Stated goal =>
Pictures aside, repeat every entry exactly.

Data in this exercise =>
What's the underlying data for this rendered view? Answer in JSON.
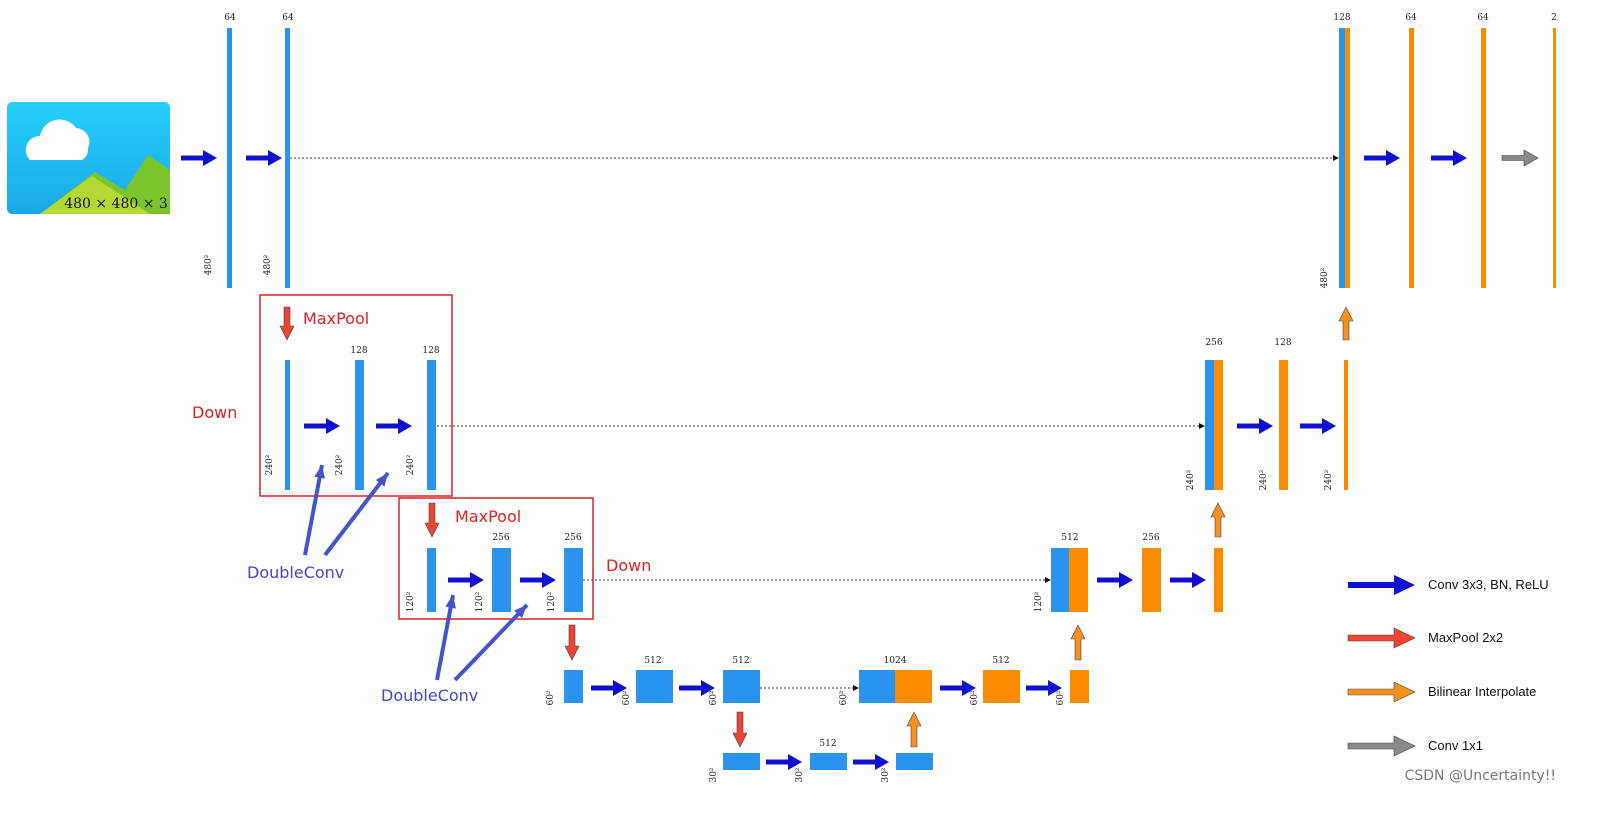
{
  "image": {
    "label": "480 × 480 × 3"
  },
  "channel_labels": [
    "64",
    "64",
    "128",
    "64",
    "64",
    "2",
    "128",
    "128",
    "256",
    "128",
    "256",
    "256",
    "512",
    "256",
    "512",
    "512",
    "1024",
    "512",
    "512"
  ],
  "size_labels": [
    "480²",
    "480²",
    "480²",
    "240²",
    "240²",
    "240²",
    "240²",
    "240²",
    "240²",
    "120²",
    "120²",
    "120²",
    "120²",
    "60²",
    "60²",
    "60²",
    "60²",
    "60²",
    "60²",
    "30²",
    "30²",
    "30²"
  ],
  "annotations": {
    "maxpool": [
      "MaxPool",
      "MaxPool"
    ],
    "down": [
      "Down",
      "Down"
    ],
    "doubleconv": [
      "DoubleConv",
      "DoubleConv"
    ]
  },
  "legend": [
    "Conv 3x3, BN, ReLU",
    "MaxPool 2x2",
    "Bilinear Interpolate",
    "Conv 1x1"
  ],
  "watermark": "CSDN @Uncertainty!!"
}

Response =>
What's the underlying data for this rendered view? Answer in JSON.
{
  "image": {
    "label": "480 × 480 × 3"
  },
  "channel_labels": [
    "64",
    "64",
    "128",
    "64",
    "64",
    "2",
    "128",
    "128",
    "256",
    "128",
    "256",
    "256",
    "512",
    "256",
    "512",
    "512",
    "1024",
    "512",
    "512"
  ],
  "size_labels": [
    "480²",
    "480²",
    "480²",
    "240²",
    "240²",
    "240²",
    "240²",
    "240²",
    "240²",
    "120²",
    "120²",
    "120²",
    "120²",
    "60²",
    "60²",
    "60²",
    "60²",
    "60²",
    "60²",
    "30²",
    "30²",
    "30²"
  ],
  "annotations": {
    "maxpool": [
      "MaxPool",
      "MaxPool"
    ],
    "down": [
      "Down",
      "Down"
    ],
    "doubleconv": [
      "DoubleConv",
      "DoubleConv"
    ]
  },
  "legend": [
    "Conv 3x3, BN, ReLU",
    "MaxPool 2x2",
    "Bilinear Interpolate",
    "Conv 1x1"
  ],
  "watermark": "CSDN @Uncertainty!!"
}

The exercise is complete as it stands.